====== RECORDS FOR THE EXERCISE
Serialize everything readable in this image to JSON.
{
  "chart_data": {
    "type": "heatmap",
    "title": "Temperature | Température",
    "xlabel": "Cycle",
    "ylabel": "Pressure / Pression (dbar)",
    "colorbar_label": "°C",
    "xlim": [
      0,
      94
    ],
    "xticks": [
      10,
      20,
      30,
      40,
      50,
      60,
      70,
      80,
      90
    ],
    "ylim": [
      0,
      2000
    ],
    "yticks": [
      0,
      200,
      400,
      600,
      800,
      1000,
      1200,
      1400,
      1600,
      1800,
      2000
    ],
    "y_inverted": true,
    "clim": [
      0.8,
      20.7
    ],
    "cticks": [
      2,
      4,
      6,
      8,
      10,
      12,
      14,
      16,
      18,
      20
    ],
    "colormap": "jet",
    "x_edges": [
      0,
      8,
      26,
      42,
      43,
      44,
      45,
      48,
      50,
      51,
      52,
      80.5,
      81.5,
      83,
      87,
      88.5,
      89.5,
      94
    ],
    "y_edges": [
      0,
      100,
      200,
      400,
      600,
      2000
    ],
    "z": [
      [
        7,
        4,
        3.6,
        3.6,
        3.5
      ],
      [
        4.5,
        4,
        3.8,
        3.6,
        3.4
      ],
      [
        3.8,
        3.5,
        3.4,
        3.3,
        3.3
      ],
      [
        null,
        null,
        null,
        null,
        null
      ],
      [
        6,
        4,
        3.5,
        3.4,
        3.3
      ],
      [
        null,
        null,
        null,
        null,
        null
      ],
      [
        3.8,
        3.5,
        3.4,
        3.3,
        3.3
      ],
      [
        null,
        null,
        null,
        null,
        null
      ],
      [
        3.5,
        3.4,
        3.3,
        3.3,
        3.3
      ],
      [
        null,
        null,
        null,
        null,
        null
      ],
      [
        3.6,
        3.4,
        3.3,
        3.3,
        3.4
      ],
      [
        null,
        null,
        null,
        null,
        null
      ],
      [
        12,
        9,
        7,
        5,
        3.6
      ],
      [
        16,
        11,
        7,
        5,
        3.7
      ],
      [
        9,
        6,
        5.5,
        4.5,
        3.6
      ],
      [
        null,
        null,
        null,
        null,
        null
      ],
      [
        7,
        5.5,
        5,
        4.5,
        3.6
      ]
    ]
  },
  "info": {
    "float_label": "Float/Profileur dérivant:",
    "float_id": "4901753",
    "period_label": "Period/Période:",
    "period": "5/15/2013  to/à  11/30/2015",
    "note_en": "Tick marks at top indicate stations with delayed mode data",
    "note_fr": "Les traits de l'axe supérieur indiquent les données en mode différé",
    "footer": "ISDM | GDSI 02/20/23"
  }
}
============
### SET PROBLEM
Transcribe the data. Leave every line exactly as it is.

### EXERCISE ANSWER
Serialize everything readable in this image to JSON.
{
  "chart_data": {
    "type": "heatmap",
    "title": "Temperature | Température",
    "xlabel": "Cycle",
    "ylabel": "Pressure / Pression (dbar)",
    "colorbar_label": "°C",
    "xlim": [
      0,
      94
    ],
    "xticks": [
      10,
      20,
      30,
      40,
      50,
      60,
      70,
      80,
      90
    ],
    "ylim": [
      0,
      2000
    ],
    "yticks": [
      0,
      200,
      400,
      600,
      800,
      1000,
      1200,
      1400,
      1600,
      1800,
      2000
    ],
    "y_inverted": true,
    "clim": [
      0.8,
      20.7
    ],
    "cticks": [
      2,
      4,
      6,
      8,
      10,
      12,
      14,
      16,
      18,
      20
    ],
    "colormap": "jet",
    "x_edges": [
      0,
      8,
      26,
      42,
      43,
      44,
      45,
      48,
      50,
      51,
      52,
      80.5,
      81.5,
      83,
      87,
      88.5,
      89.5,
      94
    ],
    "y_edges": [
      0,
      100,
      200,
      400,
      600,
      2000
    ],
    "z": [
      [
        7,
        4,
        3.6,
        3.6,
        3.5
      ],
      [
        4.5,
        4,
        3.8,
        3.6,
        3.4
      ],
      [
        3.8,
        3.5,
        3.4,
        3.3,
        3.3
      ],
      [
        null,
        null,
        null,
        null,
        null
      ],
      [
        6,
        4,
        3.5,
        3.4,
        3.3
      ],
      [
        null,
        null,
        null,
        null,
        null
      ],
      [
        3.8,
        3.5,
        3.4,
        3.3,
        3.3
      ],
      [
        null,
        null,
        null,
        null,
        null
      ],
      [
        3.5,
        3.4,
        3.3,
        3.3,
        3.3
      ],
      [
        null,
        null,
        null,
        null,
        null
      ],
      [
        3.6,
        3.4,
        3.3,
        3.3,
        3.4
      ],
      [
        null,
        null,
        null,
        null,
        null
      ],
      [
        12,
        9,
        7,
        5,
        3.6
      ],
      [
        16,
        11,
        7,
        5,
        3.7
      ],
      [
        9,
        6,
        5.5,
        4.5,
        3.6
      ],
      [
        null,
        null,
        null,
        null,
        null
      ],
      [
        7,
        5.5,
        5,
        4.5,
        3.6
      ]
    ]
  },
  "info": {
    "float_label": "Float/Profileur dérivant:",
    "float_id": "4901753",
    "period_label": "Period/Période:",
    "period": "5/15/2013  to/à  11/30/2015",
    "note_en": "Tick marks at top indicate stations with delayed mode data",
    "note_fr": "Les traits de l'axe supérieur indiquent les données en mode différé",
    "footer": "ISDM | GDSI 02/20/23"
  }
}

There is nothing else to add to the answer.